PROBLEM: Produce the listing below again, exactly as shown.

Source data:

■ ■ ■

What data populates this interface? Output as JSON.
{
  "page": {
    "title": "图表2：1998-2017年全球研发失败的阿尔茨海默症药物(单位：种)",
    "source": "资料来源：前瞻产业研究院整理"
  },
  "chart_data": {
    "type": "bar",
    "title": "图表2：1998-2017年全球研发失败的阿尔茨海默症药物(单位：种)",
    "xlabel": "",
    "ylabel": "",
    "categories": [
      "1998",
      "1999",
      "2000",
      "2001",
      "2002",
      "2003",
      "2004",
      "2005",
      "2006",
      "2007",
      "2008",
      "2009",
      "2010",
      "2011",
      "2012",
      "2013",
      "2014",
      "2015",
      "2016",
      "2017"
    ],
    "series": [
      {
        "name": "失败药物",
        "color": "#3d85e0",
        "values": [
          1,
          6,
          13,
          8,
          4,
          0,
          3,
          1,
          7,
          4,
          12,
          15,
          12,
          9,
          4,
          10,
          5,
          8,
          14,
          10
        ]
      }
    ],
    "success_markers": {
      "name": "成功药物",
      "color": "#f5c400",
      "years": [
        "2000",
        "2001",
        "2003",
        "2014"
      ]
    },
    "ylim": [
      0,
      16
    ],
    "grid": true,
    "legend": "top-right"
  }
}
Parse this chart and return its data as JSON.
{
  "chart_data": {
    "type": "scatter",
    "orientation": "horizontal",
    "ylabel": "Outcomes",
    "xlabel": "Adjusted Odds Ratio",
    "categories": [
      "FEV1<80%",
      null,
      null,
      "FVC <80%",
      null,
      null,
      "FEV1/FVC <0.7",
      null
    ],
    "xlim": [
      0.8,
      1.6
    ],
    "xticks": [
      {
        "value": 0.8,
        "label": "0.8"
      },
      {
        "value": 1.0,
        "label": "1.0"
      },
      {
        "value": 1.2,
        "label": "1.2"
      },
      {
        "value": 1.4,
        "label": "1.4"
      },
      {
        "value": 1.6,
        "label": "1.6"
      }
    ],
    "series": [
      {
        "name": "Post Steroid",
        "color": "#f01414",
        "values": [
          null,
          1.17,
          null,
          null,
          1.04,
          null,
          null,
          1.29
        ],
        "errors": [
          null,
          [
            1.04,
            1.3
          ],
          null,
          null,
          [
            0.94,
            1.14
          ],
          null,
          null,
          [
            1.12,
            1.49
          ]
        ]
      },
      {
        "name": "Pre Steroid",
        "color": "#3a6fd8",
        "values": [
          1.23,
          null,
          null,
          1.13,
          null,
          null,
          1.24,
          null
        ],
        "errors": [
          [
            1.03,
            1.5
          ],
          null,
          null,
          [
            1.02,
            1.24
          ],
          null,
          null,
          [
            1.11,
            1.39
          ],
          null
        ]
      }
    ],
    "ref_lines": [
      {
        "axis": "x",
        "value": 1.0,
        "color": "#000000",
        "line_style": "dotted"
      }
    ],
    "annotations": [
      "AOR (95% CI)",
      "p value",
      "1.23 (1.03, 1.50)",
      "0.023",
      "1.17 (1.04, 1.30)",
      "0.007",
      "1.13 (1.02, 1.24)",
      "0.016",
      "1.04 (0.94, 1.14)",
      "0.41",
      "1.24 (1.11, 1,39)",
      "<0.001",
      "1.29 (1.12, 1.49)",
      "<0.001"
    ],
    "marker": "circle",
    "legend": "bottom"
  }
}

■ ■ ■

THE RESULT:
What data populates this interface? Output as JSON.
{
  "page": {
    "title": "图表2：1998-2017年全球研发失败的阿尔茨海默症药物(单位：种)",
    "source": "资料来源：前瞻产业研究院整理"
  },
  "chart_data": {
    "type": "bar",
    "title": "图表2：1998-2017年全球研发失败的阿尔茨海默症药物(单位：种)",
    "xlabel": "",
    "ylabel": "",
    "categories": [
      "1998",
      "1999",
      "2000",
      "2001",
      "2002",
      "2003",
      "2004",
      "2005",
      "2006",
      "2007",
      "2008",
      "2009",
      "2010",
      "2011",
      "2012",
      "2013",
      "2014",
      "2015",
      "2016",
      "2017"
    ],
    "series": [
      {
        "name": "失败药物",
        "color": "#3d85e0",
        "values": [
          1,
          6,
          13,
          8,
          4,
          0,
          3,
          1,
          7,
          4,
          12,
          15,
          12,
          9,
          4,
          10,
          5,
          8,
          14,
          10
        ]
      }
    ],
    "success_markers": {
      "name": "成功药物",
      "color": "#f5c400",
      "years": [
        "2000",
        "2001",
        "2003",
        "2014"
      ]
    },
    "ylim": [
      0,
      16
    ],
    "grid": true,
    "legend": "top-right"
  }
}
Parse this chart and return its data as JSON.
{
  "chart_data": {
    "type": "scatter",
    "orientation": "horizontal",
    "ylabel": "Outcomes",
    "xlabel": "Adjusted Odds Ratio",
    "categories": [
      "FEV1<80%",
      null,
      null,
      "FVC <80%",
      null,
      null,
      "FEV1/FVC <0.7",
      null
    ],
    "xlim": [
      0.8,
      1.6
    ],
    "xticks": [
      {
        "value": 0.8,
        "label": "0.8"
      },
      {
        "value": 1.0,
        "label": "1.0"
      },
      {
        "value": 1.2,
        "label": "1.2"
      },
      {
        "value": 1.4,
        "label": "1.4"
      },
      {
        "value": 1.6,
        "label": "1.6"
      }
    ],
    "series": [
      {
        "name": "Post Steroid",
        "color": "#f01414",
        "values": [
          null,
          1.17,
          null,
          null,
          1.04,
          null,
          null,
          1.29
        ],
        "errors": [
          null,
          [
            1.04,
            1.3
          ],
          null,
          null,
          [
            0.94,
            1.14
          ],
          null,
          null,
          [
            1.12,
            1.49
          ]
        ]
      },
      {
        "name": "Pre Steroid",
        "color": "#3a6fd8",
        "values": [
          1.23,
          null,
          null,
          1.13,
          null,
          null,
          1.24,
          null
        ],
        "errors": [
          [
            1.03,
            1.5
          ],
          null,
          null,
          [
            1.02,
            1.24
          ],
          null,
          null,
          [
            1.11,
            1.39
          ],
          null
        ]
      }
    ],
    "ref_lines": [
      {
        "axis": "x",
        "value": 1.0,
        "color": "#000000",
        "line_style": "dotted"
      }
    ],
    "annotations": [
      "AOR (95% CI)",
      "p value",
      "1.23 (1.03, 1.50)",
      "0.023",
      "1.17 (1.04, 1.30)",
      "0.007",
      "1.13 (1.02, 1.24)",
      "0.016",
      "1.04 (0.94, 1.14)",
      "0.41",
      "1.24 (1.11, 1,39)",
      "<0.001",
      "1.29 (1.12, 1.49)",
      "<0.001"
    ],
    "marker": "circle",
    "legend": "bottom"
  }
}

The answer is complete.